**Task description**
Repeat the whole listing exactly.

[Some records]
- - - -
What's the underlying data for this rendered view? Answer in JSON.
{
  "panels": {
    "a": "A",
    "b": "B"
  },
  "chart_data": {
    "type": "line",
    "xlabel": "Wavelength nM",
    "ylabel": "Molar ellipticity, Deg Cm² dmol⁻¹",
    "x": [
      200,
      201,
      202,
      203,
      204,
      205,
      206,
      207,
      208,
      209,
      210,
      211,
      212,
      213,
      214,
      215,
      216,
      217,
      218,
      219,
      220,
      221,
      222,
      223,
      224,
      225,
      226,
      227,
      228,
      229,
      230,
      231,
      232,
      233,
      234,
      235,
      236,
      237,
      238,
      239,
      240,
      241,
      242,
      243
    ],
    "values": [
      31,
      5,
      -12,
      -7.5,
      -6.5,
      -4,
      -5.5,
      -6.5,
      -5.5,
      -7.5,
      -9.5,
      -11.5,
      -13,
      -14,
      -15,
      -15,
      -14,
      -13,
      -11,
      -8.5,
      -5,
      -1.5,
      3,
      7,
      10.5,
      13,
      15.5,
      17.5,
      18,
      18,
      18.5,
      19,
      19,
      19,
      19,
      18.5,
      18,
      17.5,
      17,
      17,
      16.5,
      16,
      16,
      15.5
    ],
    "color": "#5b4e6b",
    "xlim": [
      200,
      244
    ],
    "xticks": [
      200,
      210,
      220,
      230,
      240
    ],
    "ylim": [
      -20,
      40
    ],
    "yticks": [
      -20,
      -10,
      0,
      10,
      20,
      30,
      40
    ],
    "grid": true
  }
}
- - - -
**Right answer**
What's the underlying data for this rendered view? Answer in JSON.
{
  "panels": {
    "a": "A",
    "b": "B"
  },
  "chart_data": {
    "type": "line",
    "xlabel": "Wavelength nM",
    "ylabel": "Molar ellipticity, Deg Cm² dmol⁻¹",
    "x": [
      200,
      201,
      202,
      203,
      204,
      205,
      206,
      207,
      208,
      209,
      210,
      211,
      212,
      213,
      214,
      215,
      216,
      217,
      218,
      219,
      220,
      221,
      222,
      223,
      224,
      225,
      226,
      227,
      228,
      229,
      230,
      231,
      232,
      233,
      234,
      235,
      236,
      237,
      238,
      239,
      240,
      241,
      242,
      243
    ],
    "values": [
      31,
      5,
      -12,
      -7.5,
      -6.5,
      -4,
      -5.5,
      -6.5,
      -5.5,
      -7.5,
      -9.5,
      -11.5,
      -13,
      -14,
      -15,
      -15,
      -14,
      -13,
      -11,
      -8.5,
      -5,
      -1.5,
      3,
      7,
      10.5,
      13,
      15.5,
      17.5,
      18,
      18,
      18.5,
      19,
      19,
      19,
      19,
      18.5,
      18,
      17.5,
      17,
      17,
      16.5,
      16,
      16,
      15.5
    ],
    "color": "#5b4e6b",
    "xlim": [
      200,
      244
    ],
    "xticks": [
      200,
      210,
      220,
      230,
      240
    ],
    "ylim": [
      -20,
      40
    ],
    "yticks": [
      -20,
      -10,
      0,
      10,
      20,
      30,
      40
    ],
    "grid": true
  }
}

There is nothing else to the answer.